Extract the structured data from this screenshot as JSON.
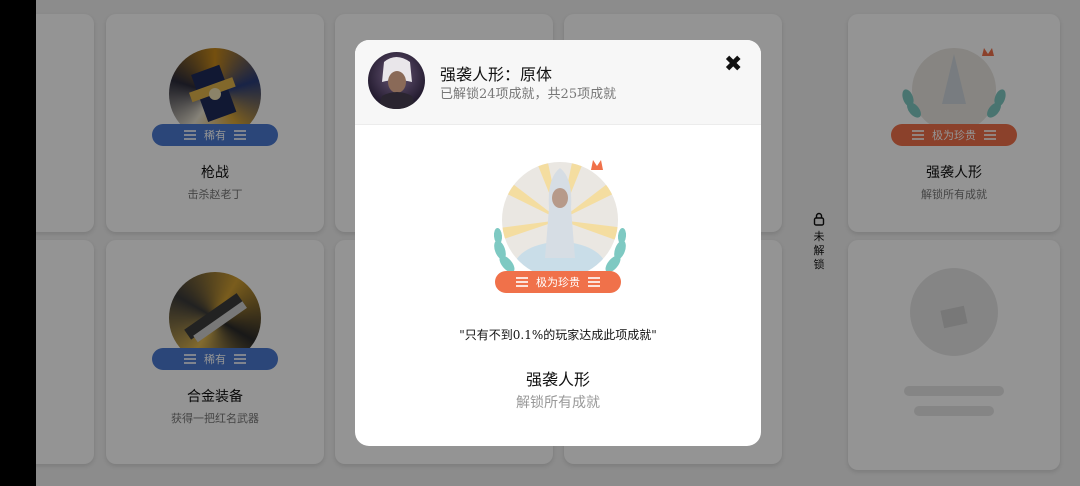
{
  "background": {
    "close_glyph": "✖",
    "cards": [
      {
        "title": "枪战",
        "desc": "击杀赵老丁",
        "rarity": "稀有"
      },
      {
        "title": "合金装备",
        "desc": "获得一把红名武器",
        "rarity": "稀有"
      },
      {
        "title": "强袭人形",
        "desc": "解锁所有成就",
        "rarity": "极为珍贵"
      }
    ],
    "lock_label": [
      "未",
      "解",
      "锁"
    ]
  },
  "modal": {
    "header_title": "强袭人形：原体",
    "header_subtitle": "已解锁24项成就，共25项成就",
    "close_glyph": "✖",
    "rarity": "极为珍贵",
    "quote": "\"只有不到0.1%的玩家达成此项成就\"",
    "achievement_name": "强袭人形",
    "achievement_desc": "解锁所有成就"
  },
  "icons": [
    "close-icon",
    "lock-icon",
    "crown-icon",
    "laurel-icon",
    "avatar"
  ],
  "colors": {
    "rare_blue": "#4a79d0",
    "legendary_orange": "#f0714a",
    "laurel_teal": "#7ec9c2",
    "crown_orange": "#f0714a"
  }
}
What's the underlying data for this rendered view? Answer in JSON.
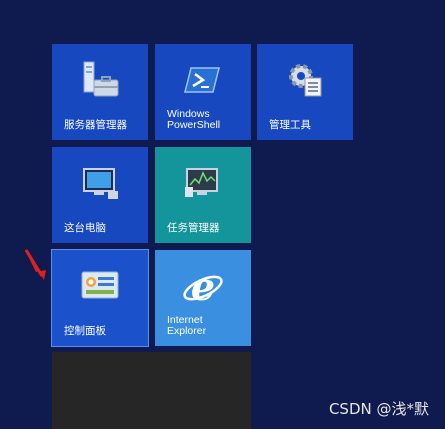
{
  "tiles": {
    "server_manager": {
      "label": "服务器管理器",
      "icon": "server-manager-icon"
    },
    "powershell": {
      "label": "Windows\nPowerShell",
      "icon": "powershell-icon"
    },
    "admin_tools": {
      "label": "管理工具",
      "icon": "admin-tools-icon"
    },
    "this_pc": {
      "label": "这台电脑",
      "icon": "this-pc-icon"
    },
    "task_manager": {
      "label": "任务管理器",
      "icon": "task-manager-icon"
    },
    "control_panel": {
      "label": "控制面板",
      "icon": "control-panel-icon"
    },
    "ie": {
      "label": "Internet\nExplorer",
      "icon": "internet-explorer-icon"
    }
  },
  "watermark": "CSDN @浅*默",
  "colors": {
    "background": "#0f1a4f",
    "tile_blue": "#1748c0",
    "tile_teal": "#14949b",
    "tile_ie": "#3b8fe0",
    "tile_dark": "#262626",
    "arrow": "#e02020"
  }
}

****************

Exercise directions:
Print the lines from the one holding "What's the underlying" through the last line of the records, word for word, and omit the pictures.

Exercise result:
What's the underlying data for this rendered view? Answer in JSON.
{
  "tiles": {
    "server_manager": {
      "label": "服务器管理器",
      "icon": "server-manager-icon"
    },
    "powershell": {
      "label": "Windows\nPowerShell",
      "icon": "powershell-icon"
    },
    "admin_tools": {
      "label": "管理工具",
      "icon": "admin-tools-icon"
    },
    "this_pc": {
      "label": "这台电脑",
      "icon": "this-pc-icon"
    },
    "task_manager": {
      "label": "任务管理器",
      "icon": "task-manager-icon"
    },
    "control_panel": {
      "label": "控制面板",
      "icon": "control-panel-icon"
    },
    "ie": {
      "label": "Internet\nExplorer",
      "icon": "internet-explorer-icon"
    }
  },
  "watermark": "CSDN @浅*默",
  "colors": {
    "background": "#0f1a4f",
    "tile_blue": "#1748c0",
    "tile_teal": "#14949b",
    "tile_ie": "#3b8fe0",
    "tile_dark": "#262626",
    "arrow": "#e02020"
  }
}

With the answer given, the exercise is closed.